▸ **Set problem**
Could you transcribe the material below exactly, without leaving out a single line?

▸ **Dataset extract**
===============

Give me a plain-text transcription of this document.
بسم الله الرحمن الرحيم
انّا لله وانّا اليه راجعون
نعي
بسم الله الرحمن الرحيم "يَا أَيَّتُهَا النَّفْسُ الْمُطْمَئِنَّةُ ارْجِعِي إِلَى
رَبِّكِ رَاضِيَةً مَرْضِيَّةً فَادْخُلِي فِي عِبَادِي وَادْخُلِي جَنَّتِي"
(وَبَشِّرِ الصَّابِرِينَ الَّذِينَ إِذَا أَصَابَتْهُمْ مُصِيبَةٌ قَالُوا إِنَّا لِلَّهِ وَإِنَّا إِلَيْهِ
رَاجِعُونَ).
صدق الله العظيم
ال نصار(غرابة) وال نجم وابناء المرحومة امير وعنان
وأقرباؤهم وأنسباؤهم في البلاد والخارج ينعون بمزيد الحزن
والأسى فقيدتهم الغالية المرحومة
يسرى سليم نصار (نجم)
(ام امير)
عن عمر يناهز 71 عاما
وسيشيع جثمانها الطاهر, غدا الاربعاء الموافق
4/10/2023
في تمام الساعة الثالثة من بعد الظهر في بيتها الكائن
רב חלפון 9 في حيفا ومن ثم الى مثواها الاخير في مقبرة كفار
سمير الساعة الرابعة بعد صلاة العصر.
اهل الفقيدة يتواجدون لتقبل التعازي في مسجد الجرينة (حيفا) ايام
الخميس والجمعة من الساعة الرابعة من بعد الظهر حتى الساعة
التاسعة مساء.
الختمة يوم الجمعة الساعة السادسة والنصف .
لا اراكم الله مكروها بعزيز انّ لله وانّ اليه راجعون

===============

▸ **Task answer**
Give me a plain-text transcription of this document.
بسم الله الرحمن الرحيم
انّا لله وانّا اليه راجعون
نعي
بسم الله الرحمن الرحيم "يَا أَيَّتُهَا النَّفْسُ الْمُطْمَئِنَّةُ ارْجِعِي إِلَى
رَبِّكِ رَاضِيَةً مَرْضِيَّةً فَادْخُلِي فِي عِبَادِي وَادْخُلِي جَنَّتِي"
(وَبَشِّرِ الصَّابِرِينَ الَّذِينَ إِذَا أَصَابَتْهُمْ مُصِيبَةٌ قَالُوا إِنَّا لِلَّهِ وَإِنَّا إِلَيْهِ
رَاجِعُونَ).
صدق الله العظيم
ال نصار(غرابة) وال نجم وابناء المرحومة امير وعنان
وأقرباؤهم وأنسباؤهم في البلاد والخارج ينعون بمزيد الحزن
والأسى فقيدتهم الغالية المرحومة
يسرى سليم نصار (نجم)
(ام امير)
عن عمر يناهز 71 عاما
وسيشيع جثمانها الطاهر, غدا الاربعاء الموافق
4/10/2023
في تمام الساعة الثالثة من بعد الظهر في بيتها الكائن
רב חלפון 9 في حيفا ومن ثم الى مثواها الاخير في مقبرة كفار
سمير الساعة الرابعة بعد صلاة العصر.
اهل الفقيدة يتواجدون لتقبل التعازي في مسجد الجرينة (حيفا) ايام
الخميس والجمعة من الساعة الرابعة من بعد الظهر حتى الساعة
التاسعة مساء.
الختمة يوم الجمعة الساعة السادسة والنصف .
لا اراكم الله مكروها بعزيز انّ لله وانّ اليه راجعون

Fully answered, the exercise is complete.